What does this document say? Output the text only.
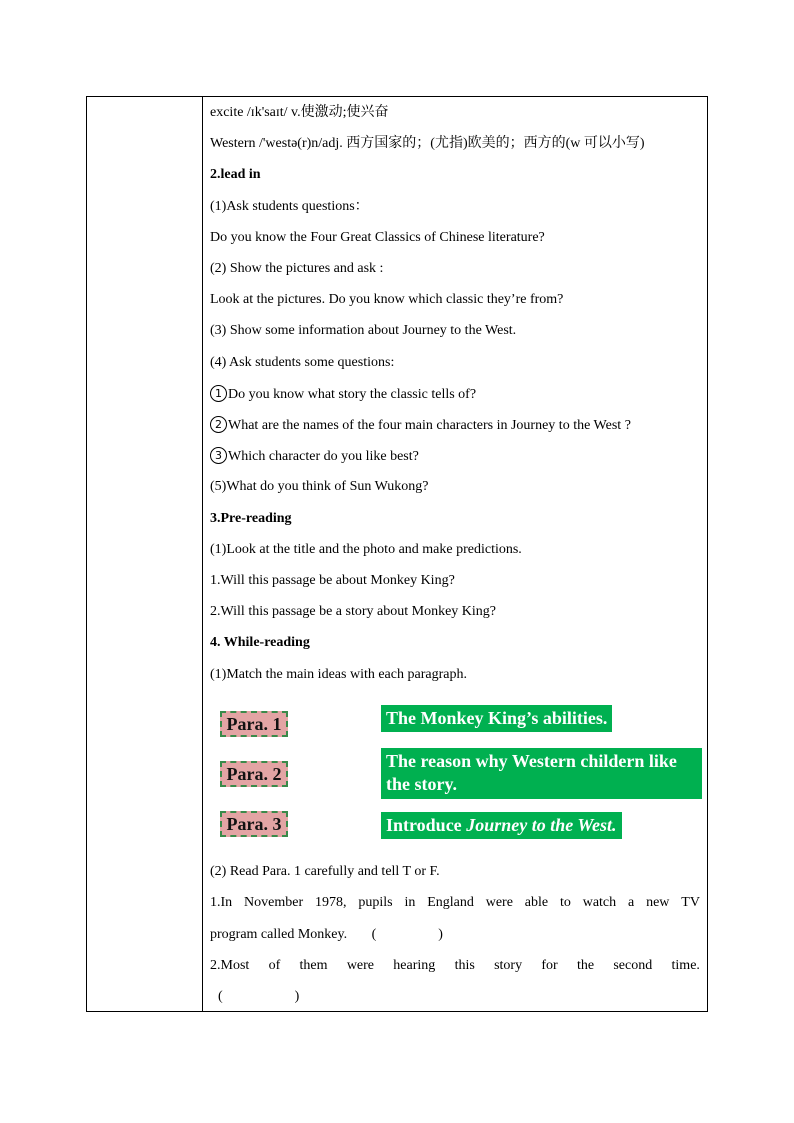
excite /ɪk'saɪt/ v.使激动;使兴奋
Western /'westə(r)n/adj. 西方国家的；(尤指)欧美的；西方的(w 可以小写)
2.lead in
(1)Ask students questions：
Do you know the Four Great Classics of Chinese literature?
(2) Show the pictures and ask :
Look at the pictures. Do you know which classic they’re from?
(3) Show some information about Journey to the West.
(4) Ask students some questions:
1 Do you know what story the classic tells of?
2 What are the names of the four main characters in Journey to the West ?
3 Which character do you like best?
(5)What do you think of Sun Wukong?
3.Pre-reading
(1)Look at the title and the photo and make predictions.
1.Will this passage be about Monkey King?
2.Will this passage be a story about Monkey King?
4. While-reading
(1)Match the main ideas with each paragraph.
Para. 1
Para. 2
Para. 3
The Monkey King’s abilities.
The reason why Western childern like the story.
Introduce Journey to the West.
(2) Read Para. 1 carefully and tell T or F.
1.In November 1978, pupils in England were able to watch a new TV
program called Monkey. (	)
2.Most of them were hearing this story for the second time.
(	)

## [Objective]
Except for the pictures, print the data above exactly.

## [Response for this exercise]
What does this document say? Output the text only.
excite /ɪk'saɪt/ v.使激动;使兴奋
Western /'westə(r)n/adj. 西方国家的；(尤指)欧美的；西方的(w 可以小写)
2.lead in
(1)Ask students questions：
Do you know the Four Great Classics of Chinese literature?
(2) Show the pictures and ask :
Look at the pictures. Do you know which classic they’re from?
(3) Show some information about Journey to the West.
(4) Ask students some questions:
1 Do you know what story the classic tells of?
2 What are the names of the four main characters in Journey to the West ?
3 Which character do you like best?
(5)What do you think of Sun Wukong?
3.Pre-reading
(1)Look at the title and the photo and make predictions.
1.Will this passage be about Monkey King?
2.Will this passage be a story about Monkey King?
4. While-reading
(1)Match the main ideas with each paragraph.
Para. 1
Para. 2
Para. 3
The Monkey King’s abilities.
The reason why Western childern like the story.
Introduce Journey to the West.
(2) Read Para. 1 carefully and tell T or F.
1.In November 1978, pupils in England were able to watch a new TV
program called Monkey. (	)
2.Most of them were hearing this story for the second time.
(	)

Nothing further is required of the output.